> WHAT IS EXPECTED
Extract each line where the string "filter" shows up.

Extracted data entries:
────────────────────

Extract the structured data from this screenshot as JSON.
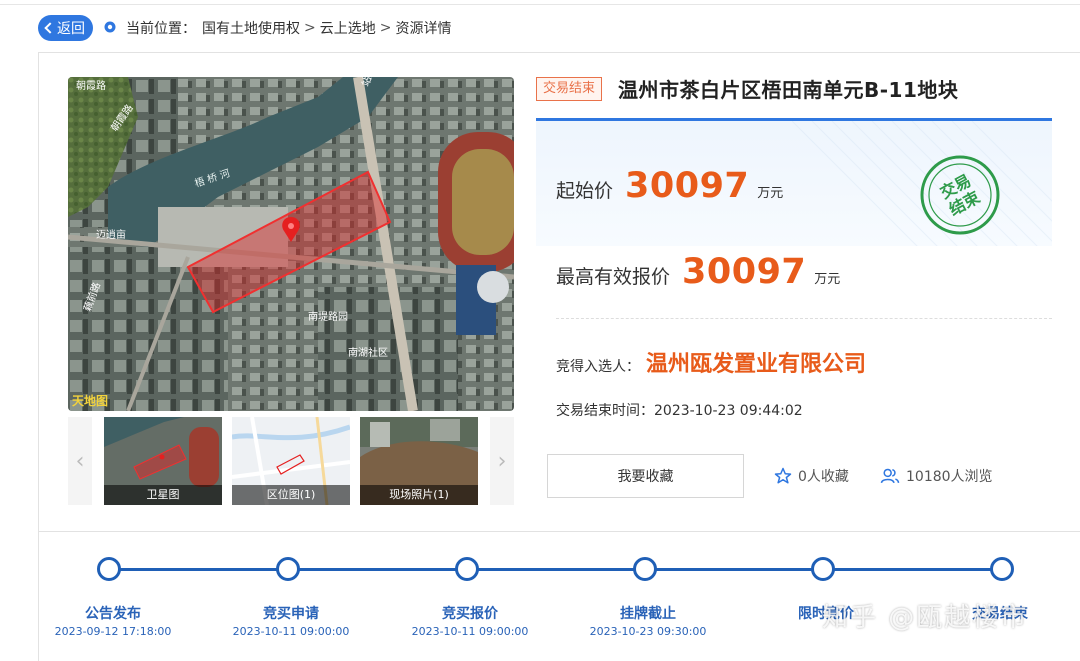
{
  "nav": {
    "back_label": "返回",
    "location_prefix": "当前位置：",
    "breadcrumb": [
      "国有土地使用权",
      "云上选地",
      "资源详情"
    ],
    "separator": ">"
  },
  "gallery": {
    "map_labels": {
      "road_top_left": "朝霞路",
      "road_left": "朝霞路",
      "river": "梧 桥 河",
      "place_left": "迈逍亩",
      "place_lower_left": "藕前路",
      "road_top_right": "站路",
      "community_1": "南堤路园",
      "community_2": "南湖社区",
      "logo": "天地图"
    },
    "thumbnails": [
      {
        "caption": "卫星图"
      },
      {
        "caption": "区位图(1)"
      },
      {
        "caption": "现场照片(1)"
      }
    ],
    "prev_arrow": "‹",
    "next_arrow": "›"
  },
  "detail": {
    "status_tag": "交易结束",
    "title": "温州市茶白片区梧田南单元B-11地块",
    "start_price_label": "起始价",
    "start_price": "30097",
    "start_price_unit": "万元",
    "top_price_label": "最高有效报价",
    "top_price": "30097",
    "top_price_unit": "万元",
    "stamp_line1": "交易",
    "stamp_line2": "结束",
    "winner_label": "竞得入选人：",
    "winner": "温州瓯发置业有限公司",
    "end_time_label": "交易结束时间：",
    "end_time": "2023-10-23 09:44:02",
    "favorite_button": "我要收藏",
    "favorites": "0人收藏",
    "views": "10180人浏览"
  },
  "timeline": [
    {
      "label": "公告发布",
      "date": "2023-09-12 17:18:00"
    },
    {
      "label": "竞买申请",
      "date": "2023-10-11 09:00:00"
    },
    {
      "label": "竞买报价",
      "date": "2023-10-11 09:00:00"
    },
    {
      "label": "挂牌截止",
      "date": "2023-10-23 09:30:00"
    },
    {
      "label": "限时竞价",
      "date": ""
    },
    {
      "label": "交易结束",
      "date": ""
    }
  ],
  "watermark": "知乎 @瓯越楼市",
  "colors": {
    "accent_blue": "#2f77e0",
    "price_orange": "#e85b1a",
    "stamp_green": "#2e9b4a",
    "timeline_blue": "#1f5fb6"
  }
}
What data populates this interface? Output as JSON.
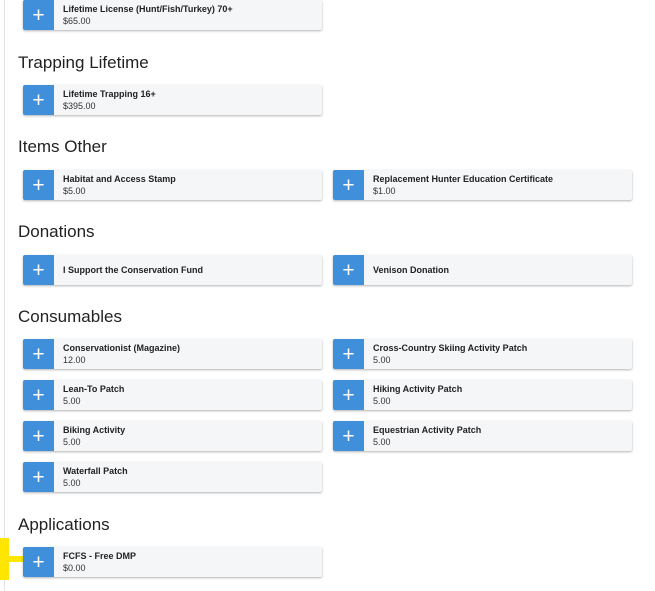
{
  "sections": [
    {
      "heading": null,
      "items": [
        {
          "title": "Lifetime License (Hunt/Fish/Turkey) 70+",
          "sub": "$65.00"
        }
      ]
    },
    {
      "heading": "Trapping Lifetime",
      "items": [
        {
          "title": "Lifetime Trapping 16+",
          "sub": "$395.00"
        }
      ]
    },
    {
      "heading": "Items Other",
      "items": [
        {
          "title": "Habitat and Access Stamp",
          "sub": "$5.00"
        },
        {
          "title": "Replacement Hunter Education Certificate",
          "sub": "$1.00"
        }
      ]
    },
    {
      "heading": "Donations",
      "items": [
        {
          "title": "I Support the Conservation Fund"
        },
        {
          "title": "Venison Donation"
        }
      ]
    },
    {
      "heading": "Consumables",
      "items": [
        {
          "title": "Conservationist (Magazine)",
          "sub": "12.00"
        },
        {
          "title": "Cross-Country Skiing Activity Patch",
          "sub": "5.00"
        },
        {
          "title": "Lean-To Patch",
          "sub": "5.00"
        },
        {
          "title": "Hiking Activity Patch",
          "sub": "5.00"
        },
        {
          "title": "Biking Activity",
          "sub": "5.00"
        },
        {
          "title": "Equestrian Activity Patch",
          "sub": "5.00"
        },
        {
          "title": "Waterfall Patch",
          "sub": "5.00"
        }
      ]
    },
    {
      "heading": "Applications",
      "items": [
        {
          "title": "FCFS - Free DMP",
          "sub": "$0.00"
        }
      ]
    }
  ],
  "add_icon": "plus-icon",
  "colors": {
    "add_button": "#3f8fdb",
    "card_bg": "#f5f6f7",
    "highlight": "#ffe600"
  }
}
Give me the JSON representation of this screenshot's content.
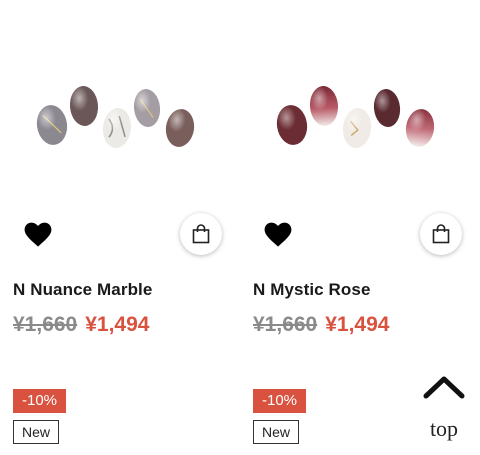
{
  "products": [
    {
      "name": "N Nuance Marble",
      "original_price": "¥1,660",
      "sale_price": "¥1,494",
      "discount_badge": "-10%",
      "new_badge": "New",
      "image_colors": [
        "#8c8890",
        "#6b5757",
        "#e8e6e2",
        "#a49ea4",
        "#7a5e5b"
      ],
      "favorite_icon": "heart-icon",
      "cart_icon": "shopping-bag-icon"
    },
    {
      "name": "N Mystic Rose",
      "original_price": "¥1,660",
      "sale_price": "¥1,494",
      "discount_badge": "-10%",
      "new_badge": "New",
      "image_colors": [
        "#6b2c33",
        "#7a2834",
        "#f0ebe6",
        "#5a2a31",
        "#8a3340"
      ],
      "favorite_icon": "heart-icon",
      "cart_icon": "shopping-bag-icon"
    }
  ],
  "back_to_top": {
    "label": "top",
    "icon": "chevron-up-icon"
  },
  "colors": {
    "accent_red": "#d9523f",
    "strike_gray": "#8a8a8a",
    "text_dark": "#1a1a1a"
  }
}
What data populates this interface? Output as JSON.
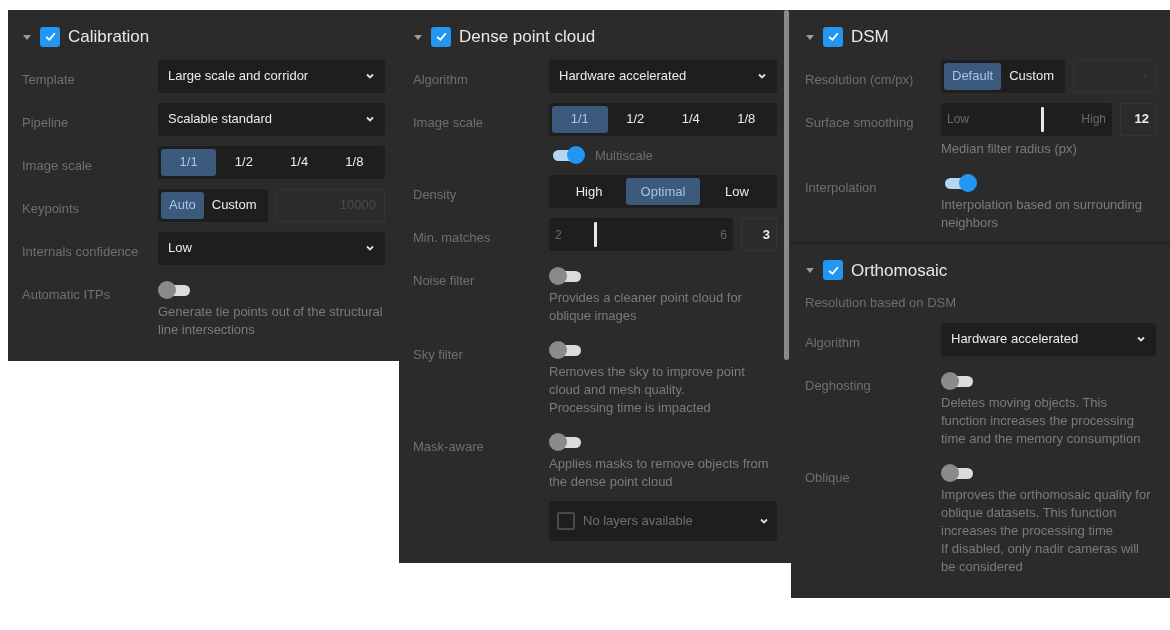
{
  "panels": [
    {
      "scrollbar": false,
      "sections": [
        {
          "title": "Calibration",
          "expanded": true,
          "checked": true,
          "rows": [
            {
              "kind": "select",
              "label": "Template",
              "value": "Large scale and corridor"
            },
            {
              "kind": "select",
              "label": "Pipeline",
              "value": "Scalable standard"
            },
            {
              "kind": "segmented",
              "label": "Image scale",
              "options": [
                {
                  "label": "1/1",
                  "selected": true
                },
                {
                  "label": "1/2",
                  "selected": false
                },
                {
                  "label": "1/4",
                  "selected": false
                },
                {
                  "label": "1/8",
                  "selected": false
                }
              ]
            },
            {
              "kind": "segmented",
              "label": "Keypoints",
              "options": [
                {
                  "label": "Auto",
                  "selected": true
                },
                {
                  "label": "Custom",
                  "selected": false
                }
              ],
              "field": "10000"
            },
            {
              "kind": "select",
              "label": "Internals confidence",
              "value": "Low"
            },
            {
              "kind": "toggle",
              "label": "Automatic ITPs",
              "on": false,
              "description": "Generate tie points out of the structural line intersections"
            }
          ]
        }
      ]
    },
    {
      "scrollbar": true,
      "sections": [
        {
          "title": "Dense point cloud",
          "expanded": true,
          "checked": true,
          "rows": [
            {
              "kind": "select",
              "label": "Algorithm",
              "value": "Hardware accelerated"
            },
            {
              "kind": "segmented",
              "label": "Image scale",
              "options": [
                {
                  "label": "1/1",
                  "selected": true
                },
                {
                  "label": "1/2",
                  "selected": false
                },
                {
                  "label": "1/4",
                  "selected": false
                },
                {
                  "label": "1/8",
                  "selected": false
                }
              ]
            },
            {
              "kind": "inline_toggle",
              "text": "Multiscale",
              "on": true
            },
            {
              "kind": "segmented",
              "label": "Density",
              "options": [
                {
                  "label": "High",
                  "selected": false
                },
                {
                  "label": "Optimal",
                  "selected": true
                },
                {
                  "label": "Low",
                  "selected": false
                }
              ]
            },
            {
              "kind": "slider",
              "label": "Min. matches",
              "min": "2",
              "max": "6",
              "level": 0.25,
              "value": "3"
            },
            {
              "kind": "toggle",
              "label": "Noise filter",
              "on": false,
              "description": "Provides a cleaner point cloud for oblique images"
            },
            {
              "kind": "toggle",
              "label": "Sky filter",
              "on": false,
              "description": "Removes the sky to improve point cloud and mesh quality.\nProcessing time is impacted"
            },
            {
              "kind": "toggle",
              "label": "Mask-aware",
              "on": false,
              "description": "Applies masks to remove objects from the dense point cloud"
            },
            {
              "kind": "layer_select",
              "checked": false,
              "value": "No layers available"
            }
          ]
        }
      ]
    },
    {
      "scrollbar": false,
      "sections": [
        {
          "title": "DSM",
          "expanded": true,
          "checked": true,
          "rows": [
            {
              "kind": "segmented",
              "label": "Resolution (cm/px)",
              "options": [
                {
                  "label": "Default",
                  "selected": true
                },
                {
                  "label": "Custom",
                  "selected": false
                }
              ],
              "field": "-"
            },
            {
              "kind": "slider",
              "label": "Surface smoothing",
              "min": "Low",
              "max": "High",
              "level": 0.59,
              "value": "12",
              "description": "Median filter radius (px)"
            },
            {
              "kind": "toggle",
              "label": "Interpolation",
              "on": true,
              "description": "Interpolation based on surrounding neighbors"
            }
          ]
        },
        {
          "title": "Orthomosaic",
          "expanded": true,
          "checked": true,
          "rows": [
            {
              "kind": "note",
              "text": "Resolution based on DSM"
            },
            {
              "kind": "select",
              "label": "Algorithm",
              "value": "Hardware accelerated"
            },
            {
              "kind": "toggle",
              "label": "Deghosting",
              "on": false,
              "description": "Deletes moving objects. This function increases the processing time and the memory consumption"
            },
            {
              "kind": "toggle",
              "label": "Oblique",
              "on": false,
              "description": "Improves the orthomosaic quality for oblique datasets. This function increases the processing time\nIf disabled, only nadir cameras will be considered"
            }
          ]
        }
      ]
    }
  ]
}
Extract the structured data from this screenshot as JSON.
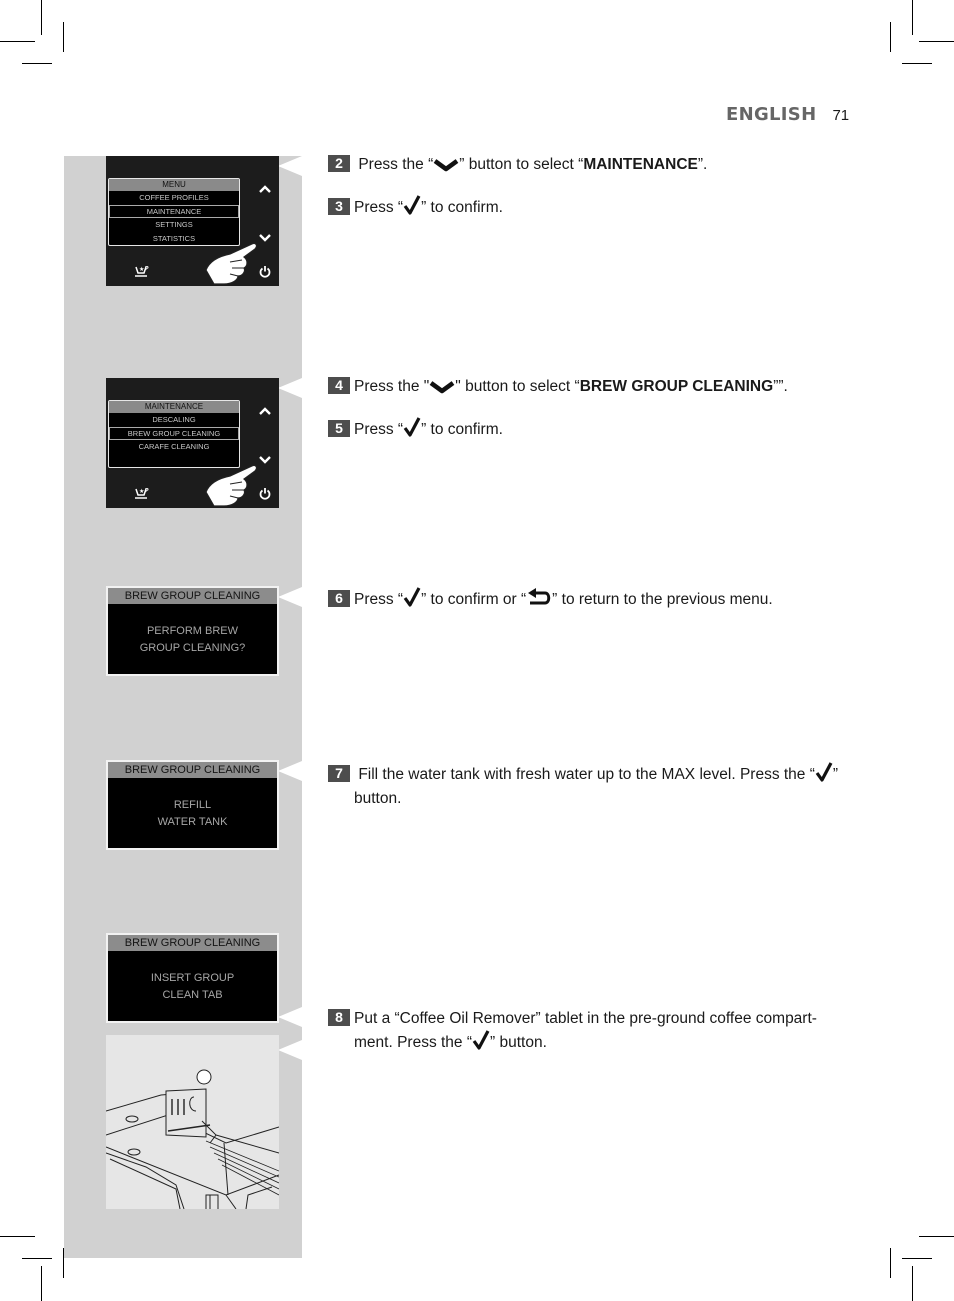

────────────────────

> ANSWER TO THE TASK
              "label": "Noise filter",
              "label": "Sky filter",
              "description": "Median filter radius (px)"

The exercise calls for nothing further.